> _TASK BRIEF_: Will you write out all the entries below exactly?

[Figure record extracts]
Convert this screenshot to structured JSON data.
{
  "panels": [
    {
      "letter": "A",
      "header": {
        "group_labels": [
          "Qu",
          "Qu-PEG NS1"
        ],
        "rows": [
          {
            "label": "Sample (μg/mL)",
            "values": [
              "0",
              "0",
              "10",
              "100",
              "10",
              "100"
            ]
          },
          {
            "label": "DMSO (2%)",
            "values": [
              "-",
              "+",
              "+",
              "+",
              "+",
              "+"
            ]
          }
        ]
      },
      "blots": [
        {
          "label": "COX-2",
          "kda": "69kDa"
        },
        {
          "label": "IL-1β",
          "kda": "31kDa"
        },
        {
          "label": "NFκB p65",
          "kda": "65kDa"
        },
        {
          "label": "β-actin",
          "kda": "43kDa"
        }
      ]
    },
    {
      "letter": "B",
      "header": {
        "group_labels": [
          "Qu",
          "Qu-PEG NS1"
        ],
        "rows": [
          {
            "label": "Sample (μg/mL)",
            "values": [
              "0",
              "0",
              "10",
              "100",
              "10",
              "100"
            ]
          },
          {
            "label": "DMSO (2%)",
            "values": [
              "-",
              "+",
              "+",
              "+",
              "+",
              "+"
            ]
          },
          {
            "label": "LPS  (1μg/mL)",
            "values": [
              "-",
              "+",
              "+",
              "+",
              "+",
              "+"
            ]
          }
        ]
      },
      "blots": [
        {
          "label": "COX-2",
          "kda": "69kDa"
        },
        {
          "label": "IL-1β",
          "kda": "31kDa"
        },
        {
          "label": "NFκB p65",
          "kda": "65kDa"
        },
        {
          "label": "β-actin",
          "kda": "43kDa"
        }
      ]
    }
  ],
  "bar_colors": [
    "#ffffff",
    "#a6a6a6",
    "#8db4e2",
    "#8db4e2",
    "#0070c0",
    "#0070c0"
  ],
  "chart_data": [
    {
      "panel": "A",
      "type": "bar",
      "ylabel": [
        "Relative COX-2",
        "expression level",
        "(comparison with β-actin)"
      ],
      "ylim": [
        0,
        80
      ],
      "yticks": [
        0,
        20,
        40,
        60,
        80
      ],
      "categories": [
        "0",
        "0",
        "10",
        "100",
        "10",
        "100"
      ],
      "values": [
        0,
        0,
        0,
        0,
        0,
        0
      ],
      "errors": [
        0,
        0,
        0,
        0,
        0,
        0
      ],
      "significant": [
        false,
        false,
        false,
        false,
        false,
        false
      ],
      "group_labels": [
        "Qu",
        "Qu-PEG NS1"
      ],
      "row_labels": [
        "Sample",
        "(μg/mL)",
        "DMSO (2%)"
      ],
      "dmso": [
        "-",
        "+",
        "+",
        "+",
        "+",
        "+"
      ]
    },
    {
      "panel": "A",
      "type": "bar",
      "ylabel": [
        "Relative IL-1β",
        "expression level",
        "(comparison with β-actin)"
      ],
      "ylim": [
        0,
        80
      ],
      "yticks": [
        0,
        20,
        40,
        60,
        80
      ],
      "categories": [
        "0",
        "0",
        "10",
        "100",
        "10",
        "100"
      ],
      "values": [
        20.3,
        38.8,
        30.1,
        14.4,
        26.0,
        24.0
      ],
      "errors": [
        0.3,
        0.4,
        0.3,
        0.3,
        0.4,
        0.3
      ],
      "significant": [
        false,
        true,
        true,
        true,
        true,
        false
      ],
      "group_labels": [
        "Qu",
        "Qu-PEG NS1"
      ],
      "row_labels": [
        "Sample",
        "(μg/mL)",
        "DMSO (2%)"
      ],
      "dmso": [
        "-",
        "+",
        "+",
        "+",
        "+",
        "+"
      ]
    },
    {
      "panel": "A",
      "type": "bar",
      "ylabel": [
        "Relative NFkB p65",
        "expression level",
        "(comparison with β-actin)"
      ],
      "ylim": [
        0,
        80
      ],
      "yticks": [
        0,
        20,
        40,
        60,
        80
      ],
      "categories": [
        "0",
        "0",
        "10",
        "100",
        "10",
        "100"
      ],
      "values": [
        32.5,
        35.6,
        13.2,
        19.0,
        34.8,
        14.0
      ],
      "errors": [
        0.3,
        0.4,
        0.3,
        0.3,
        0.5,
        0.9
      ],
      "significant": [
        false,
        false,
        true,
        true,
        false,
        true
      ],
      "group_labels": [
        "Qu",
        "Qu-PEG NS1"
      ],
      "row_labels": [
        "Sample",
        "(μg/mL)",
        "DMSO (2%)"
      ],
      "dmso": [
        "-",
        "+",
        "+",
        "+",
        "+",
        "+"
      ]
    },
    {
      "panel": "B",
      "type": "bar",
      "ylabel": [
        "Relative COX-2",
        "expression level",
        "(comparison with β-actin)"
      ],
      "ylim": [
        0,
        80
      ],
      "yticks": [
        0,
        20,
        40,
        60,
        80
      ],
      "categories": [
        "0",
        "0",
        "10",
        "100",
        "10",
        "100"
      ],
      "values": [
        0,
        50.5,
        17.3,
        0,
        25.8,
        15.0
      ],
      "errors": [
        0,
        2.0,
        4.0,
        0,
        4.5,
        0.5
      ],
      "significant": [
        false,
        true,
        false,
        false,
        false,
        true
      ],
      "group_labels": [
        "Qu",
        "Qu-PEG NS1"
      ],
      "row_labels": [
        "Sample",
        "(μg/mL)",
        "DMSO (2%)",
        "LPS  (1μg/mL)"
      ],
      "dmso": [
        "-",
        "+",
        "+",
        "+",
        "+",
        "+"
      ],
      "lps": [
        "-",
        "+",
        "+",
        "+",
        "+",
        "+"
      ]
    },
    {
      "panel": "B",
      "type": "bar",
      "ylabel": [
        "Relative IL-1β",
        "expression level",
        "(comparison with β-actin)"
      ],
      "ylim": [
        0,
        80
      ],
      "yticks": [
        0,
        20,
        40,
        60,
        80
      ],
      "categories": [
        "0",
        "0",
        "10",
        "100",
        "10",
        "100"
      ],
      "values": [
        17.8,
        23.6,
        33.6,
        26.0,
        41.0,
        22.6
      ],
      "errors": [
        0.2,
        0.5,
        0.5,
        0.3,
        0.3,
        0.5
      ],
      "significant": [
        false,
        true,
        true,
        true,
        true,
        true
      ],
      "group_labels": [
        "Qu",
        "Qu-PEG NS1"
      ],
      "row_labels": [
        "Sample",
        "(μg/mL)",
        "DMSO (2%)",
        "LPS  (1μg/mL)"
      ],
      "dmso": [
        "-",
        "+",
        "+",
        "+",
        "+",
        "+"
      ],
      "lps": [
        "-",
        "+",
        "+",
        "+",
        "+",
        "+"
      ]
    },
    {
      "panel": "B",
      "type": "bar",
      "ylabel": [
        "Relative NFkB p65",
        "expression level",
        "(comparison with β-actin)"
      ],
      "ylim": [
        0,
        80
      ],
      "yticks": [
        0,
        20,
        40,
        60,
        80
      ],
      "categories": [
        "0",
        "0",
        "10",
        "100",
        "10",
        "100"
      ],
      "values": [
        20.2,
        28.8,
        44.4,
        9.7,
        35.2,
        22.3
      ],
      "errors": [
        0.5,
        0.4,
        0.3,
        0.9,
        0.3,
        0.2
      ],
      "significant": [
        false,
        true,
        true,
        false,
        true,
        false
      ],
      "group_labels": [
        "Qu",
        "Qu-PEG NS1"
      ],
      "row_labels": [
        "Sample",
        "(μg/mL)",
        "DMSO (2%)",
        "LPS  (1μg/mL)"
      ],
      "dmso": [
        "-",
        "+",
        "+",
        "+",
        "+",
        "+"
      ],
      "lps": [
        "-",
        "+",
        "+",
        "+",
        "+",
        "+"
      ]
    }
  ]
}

> _SOLVED PROBLEM_:
Convert this screenshot to structured JSON data.
{
  "panels": [
    {
      "letter": "A",
      "header": {
        "group_labels": [
          "Qu",
          "Qu-PEG NS1"
        ],
        "rows": [
          {
            "label": "Sample (μg/mL)",
            "values": [
              "0",
              "0",
              "10",
              "100",
              "10",
              "100"
            ]
          },
          {
            "label": "DMSO (2%)",
            "values": [
              "-",
              "+",
              "+",
              "+",
              "+",
              "+"
            ]
          }
        ]
      },
      "blots": [
        {
          "label": "COX-2",
          "kda": "69kDa"
        },
        {
          "label": "IL-1β",
          "kda": "31kDa"
        },
        {
          "label": "NFκB p65",
          "kda": "65kDa"
        },
        {
          "label": "β-actin",
          "kda": "43kDa"
        }
      ]
    },
    {
      "letter": "B",
      "header": {
        "group_labels": [
          "Qu",
          "Qu-PEG NS1"
        ],
        "rows": [
          {
            "label": "Sample (μg/mL)",
            "values": [
              "0",
              "0",
              "10",
              "100",
              "10",
              "100"
            ]
          },
          {
            "label": "DMSO (2%)",
            "values": [
              "-",
              "+",
              "+",
              "+",
              "+",
              "+"
            ]
          },
          {
            "label": "LPS  (1μg/mL)",
            "values": [
              "-",
              "+",
              "+",
              "+",
              "+",
              "+"
            ]
          }
        ]
      },
      "blots": [
        {
          "label": "COX-2",
          "kda": "69kDa"
        },
        {
          "label": "IL-1β",
          "kda": "31kDa"
        },
        {
          "label": "NFκB p65",
          "kda": "65kDa"
        },
        {
          "label": "β-actin",
          "kda": "43kDa"
        }
      ]
    }
  ],
  "bar_colors": [
    "#ffffff",
    "#a6a6a6",
    "#8db4e2",
    "#8db4e2",
    "#0070c0",
    "#0070c0"
  ],
  "chart_data": [
    {
      "panel": "A",
      "type": "bar",
      "ylabel": [
        "Relative COX-2",
        "expression level",
        "(comparison with β-actin)"
      ],
      "ylim": [
        0,
        80
      ],
      "yticks": [
        0,
        20,
        40,
        60,
        80
      ],
      "categories": [
        "0",
        "0",
        "10",
        "100",
        "10",
        "100"
      ],
      "values": [
        0,
        0,
        0,
        0,
        0,
        0
      ],
      "errors": [
        0,
        0,
        0,
        0,
        0,
        0
      ],
      "significant": [
        false,
        false,
        false,
        false,
        false,
        false
      ],
      "group_labels": [
        "Qu",
        "Qu-PEG NS1"
      ],
      "row_labels": [
        "Sample",
        "(μg/mL)",
        "DMSO (2%)"
      ],
      "dmso": [
        "-",
        "+",
        "+",
        "+",
        "+",
        "+"
      ]
    },
    {
      "panel": "A",
      "type": "bar",
      "ylabel": [
        "Relative IL-1β",
        "expression level",
        "(comparison with β-actin)"
      ],
      "ylim": [
        0,
        80
      ],
      "yticks": [
        0,
        20,
        40,
        60,
        80
      ],
      "categories": [
        "0",
        "0",
        "10",
        "100",
        "10",
        "100"
      ],
      "values": [
        20.3,
        38.8,
        30.1,
        14.4,
        26.0,
        24.0
      ],
      "errors": [
        0.3,
        0.4,
        0.3,
        0.3,
        0.4,
        0.3
      ],
      "significant": [
        false,
        true,
        true,
        true,
        true,
        false
      ],
      "group_labels": [
        "Qu",
        "Qu-PEG NS1"
      ],
      "row_labels": [
        "Sample",
        "(μg/mL)",
        "DMSO (2%)"
      ],
      "dmso": [
        "-",
        "+",
        "+",
        "+",
        "+",
        "+"
      ]
    },
    {
      "panel": "A",
      "type": "bar",
      "ylabel": [
        "Relative NFkB p65",
        "expression level",
        "(comparison with β-actin)"
      ],
      "ylim": [
        0,
        80
      ],
      "yticks": [
        0,
        20,
        40,
        60,
        80
      ],
      "categories": [
        "0",
        "0",
        "10",
        "100",
        "10",
        "100"
      ],
      "values": [
        32.5,
        35.6,
        13.2,
        19.0,
        34.8,
        14.0
      ],
      "errors": [
        0.3,
        0.4,
        0.3,
        0.3,
        0.5,
        0.9
      ],
      "significant": [
        false,
        false,
        true,
        true,
        false,
        true
      ],
      "group_labels": [
        "Qu",
        "Qu-PEG NS1"
      ],
      "row_labels": [
        "Sample",
        "(μg/mL)",
        "DMSO (2%)"
      ],
      "dmso": [
        "-",
        "+",
        "+",
        "+",
        "+",
        "+"
      ]
    },
    {
      "panel": "B",
      "type": "bar",
      "ylabel": [
        "Relative COX-2",
        "expression level",
        "(comparison with β-actin)"
      ],
      "ylim": [
        0,
        80
      ],
      "yticks": [
        0,
        20,
        40,
        60,
        80
      ],
      "categories": [
        "0",
        "0",
        "10",
        "100",
        "10",
        "100"
      ],
      "values": [
        0,
        50.5,
        17.3,
        0,
        25.8,
        15.0
      ],
      "errors": [
        0,
        2.0,
        4.0,
        0,
        4.5,
        0.5
      ],
      "significant": [
        false,
        true,
        false,
        false,
        false,
        true
      ],
      "group_labels": [
        "Qu",
        "Qu-PEG NS1"
      ],
      "row_labels": [
        "Sample",
        "(μg/mL)",
        "DMSO (2%)",
        "LPS  (1μg/mL)"
      ],
      "dmso": [
        "-",
        "+",
        "+",
        "+",
        "+",
        "+"
      ],
      "lps": [
        "-",
        "+",
        "+",
        "+",
        "+",
        "+"
      ]
    },
    {
      "panel": "B",
      "type": "bar",
      "ylabel": [
        "Relative IL-1β",
        "expression level",
        "(comparison with β-actin)"
      ],
      "ylim": [
        0,
        80
      ],
      "yticks": [
        0,
        20,
        40,
        60,
        80
      ],
      "categories": [
        "0",
        "0",
        "10",
        "100",
        "10",
        "100"
      ],
      "values": [
        17.8,
        23.6,
        33.6,
        26.0,
        41.0,
        22.6
      ],
      "errors": [
        0.2,
        0.5,
        0.5,
        0.3,
        0.3,
        0.5
      ],
      "significant": [
        false,
        true,
        true,
        true,
        true,
        true
      ],
      "group_labels": [
        "Qu",
        "Qu-PEG NS1"
      ],
      "row_labels": [
        "Sample",
        "(μg/mL)",
        "DMSO (2%)",
        "LPS  (1μg/mL)"
      ],
      "dmso": [
        "-",
        "+",
        "+",
        "+",
        "+",
        "+"
      ],
      "lps": [
        "-",
        "+",
        "+",
        "+",
        "+",
        "+"
      ]
    },
    {
      "panel": "B",
      "type": "bar",
      "ylabel": [
        "Relative NFkB p65",
        "expression level",
        "(comparison with β-actin)"
      ],
      "ylim": [
        0,
        80
      ],
      "yticks": [
        0,
        20,
        40,
        60,
        80
      ],
      "categories": [
        "0",
        "0",
        "10",
        "100",
        "10",
        "100"
      ],
      "values": [
        20.2,
        28.8,
        44.4,
        9.7,
        35.2,
        22.3
      ],
      "errors": [
        0.5,
        0.4,
        0.3,
        0.9,
        0.3,
        0.2
      ],
      "significant": [
        false,
        true,
        true,
        false,
        true,
        false
      ],
      "group_labels": [
        "Qu",
        "Qu-PEG NS1"
      ],
      "row_labels": [
        "Sample",
        "(μg/mL)",
        "DMSO (2%)",
        "LPS  (1μg/mL)"
      ],
      "dmso": [
        "-",
        "+",
        "+",
        "+",
        "+",
        "+"
      ],
      "lps": [
        "-",
        "+",
        "+",
        "+",
        "+",
        "+"
      ]
    }
  ]
}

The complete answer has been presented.